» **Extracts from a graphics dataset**
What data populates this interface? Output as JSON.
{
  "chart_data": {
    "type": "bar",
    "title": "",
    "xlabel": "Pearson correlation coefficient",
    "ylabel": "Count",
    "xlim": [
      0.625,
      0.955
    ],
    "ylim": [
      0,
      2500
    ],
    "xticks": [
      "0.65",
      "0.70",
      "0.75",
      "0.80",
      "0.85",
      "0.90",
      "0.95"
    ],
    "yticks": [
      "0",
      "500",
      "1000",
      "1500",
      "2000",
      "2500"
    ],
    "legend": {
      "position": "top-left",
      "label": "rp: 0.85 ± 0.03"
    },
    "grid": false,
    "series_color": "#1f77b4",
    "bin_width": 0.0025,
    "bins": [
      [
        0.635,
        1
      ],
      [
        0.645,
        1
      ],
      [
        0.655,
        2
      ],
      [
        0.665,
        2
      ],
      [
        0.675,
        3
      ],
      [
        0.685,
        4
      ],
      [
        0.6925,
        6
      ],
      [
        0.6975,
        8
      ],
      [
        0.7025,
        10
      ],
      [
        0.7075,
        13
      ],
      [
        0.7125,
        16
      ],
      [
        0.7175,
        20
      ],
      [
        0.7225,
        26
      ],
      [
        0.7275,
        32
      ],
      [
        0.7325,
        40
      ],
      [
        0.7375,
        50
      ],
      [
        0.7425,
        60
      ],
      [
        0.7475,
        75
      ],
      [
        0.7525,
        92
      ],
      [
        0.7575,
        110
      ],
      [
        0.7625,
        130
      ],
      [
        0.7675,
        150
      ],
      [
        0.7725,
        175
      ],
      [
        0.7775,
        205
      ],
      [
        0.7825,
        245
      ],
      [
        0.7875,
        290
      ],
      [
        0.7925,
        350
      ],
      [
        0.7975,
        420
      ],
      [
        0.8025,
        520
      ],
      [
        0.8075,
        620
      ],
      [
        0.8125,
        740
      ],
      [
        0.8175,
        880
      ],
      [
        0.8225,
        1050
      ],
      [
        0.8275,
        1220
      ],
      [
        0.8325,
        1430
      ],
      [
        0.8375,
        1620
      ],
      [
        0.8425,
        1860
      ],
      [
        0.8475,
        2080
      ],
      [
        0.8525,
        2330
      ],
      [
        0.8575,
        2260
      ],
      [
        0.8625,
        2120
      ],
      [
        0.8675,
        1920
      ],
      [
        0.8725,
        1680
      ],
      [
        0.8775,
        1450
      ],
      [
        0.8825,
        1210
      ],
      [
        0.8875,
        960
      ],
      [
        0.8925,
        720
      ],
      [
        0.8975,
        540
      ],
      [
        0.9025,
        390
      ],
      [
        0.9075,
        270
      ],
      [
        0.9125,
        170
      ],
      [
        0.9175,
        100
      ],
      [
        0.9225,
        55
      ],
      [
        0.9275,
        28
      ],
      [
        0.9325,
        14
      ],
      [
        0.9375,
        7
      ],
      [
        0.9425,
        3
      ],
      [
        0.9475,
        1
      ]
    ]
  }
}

» **YOUR OBJECTIVE**
Copy every line of the material, please, keeping it exactly the same.

» **FINISHED TASK**
What data populates this interface? Output as JSON.
{
  "chart_data": {
    "type": "bar",
    "title": "",
    "xlabel": "Pearson correlation coefficient",
    "ylabel": "Count",
    "xlim": [
      0.625,
      0.955
    ],
    "ylim": [
      0,
      2500
    ],
    "xticks": [
      "0.65",
      "0.70",
      "0.75",
      "0.80",
      "0.85",
      "0.90",
      "0.95"
    ],
    "yticks": [
      "0",
      "500",
      "1000",
      "1500",
      "2000",
      "2500"
    ],
    "legend": {
      "position": "top-left",
      "label": "rp: 0.85 ± 0.03"
    },
    "grid": false,
    "series_color": "#1f77b4",
    "bin_width": 0.0025,
    "bins": [
      [
        0.635,
        1
      ],
      [
        0.645,
        1
      ],
      [
        0.655,
        2
      ],
      [
        0.665,
        2
      ],
      [
        0.675,
        3
      ],
      [
        0.685,
        4
      ],
      [
        0.6925,
        6
      ],
      [
        0.6975,
        8
      ],
      [
        0.7025,
        10
      ],
      [
        0.7075,
        13
      ],
      [
        0.7125,
        16
      ],
      [
        0.7175,
        20
      ],
      [
        0.7225,
        26
      ],
      [
        0.7275,
        32
      ],
      [
        0.7325,
        40
      ],
      [
        0.7375,
        50
      ],
      [
        0.7425,
        60
      ],
      [
        0.7475,
        75
      ],
      [
        0.7525,
        92
      ],
      [
        0.7575,
        110
      ],
      [
        0.7625,
        130
      ],
      [
        0.7675,
        150
      ],
      [
        0.7725,
        175
      ],
      [
        0.7775,
        205
      ],
      [
        0.7825,
        245
      ],
      [
        0.7875,
        290
      ],
      [
        0.7925,
        350
      ],
      [
        0.7975,
        420
      ],
      [
        0.8025,
        520
      ],
      [
        0.8075,
        620
      ],
      [
        0.8125,
        740
      ],
      [
        0.8175,
        880
      ],
      [
        0.8225,
        1050
      ],
      [
        0.8275,
        1220
      ],
      [
        0.8325,
        1430
      ],
      [
        0.8375,
        1620
      ],
      [
        0.8425,
        1860
      ],
      [
        0.8475,
        2080
      ],
      [
        0.8525,
        2330
      ],
      [
        0.8575,
        2260
      ],
      [
        0.8625,
        2120
      ],
      [
        0.8675,
        1920
      ],
      [
        0.8725,
        1680
      ],
      [
        0.8775,
        1450
      ],
      [
        0.8825,
        1210
      ],
      [
        0.8875,
        960
      ],
      [
        0.8925,
        720
      ],
      [
        0.8975,
        540
      ],
      [
        0.9025,
        390
      ],
      [
        0.9075,
        270
      ],
      [
        0.9125,
        170
      ],
      [
        0.9175,
        100
      ],
      [
        0.9225,
        55
      ],
      [
        0.9275,
        28
      ],
      [
        0.9325,
        14
      ],
      [
        0.9375,
        7
      ],
      [
        0.9425,
        3
      ],
      [
        0.9475,
        1
      ]
    ]
  }
}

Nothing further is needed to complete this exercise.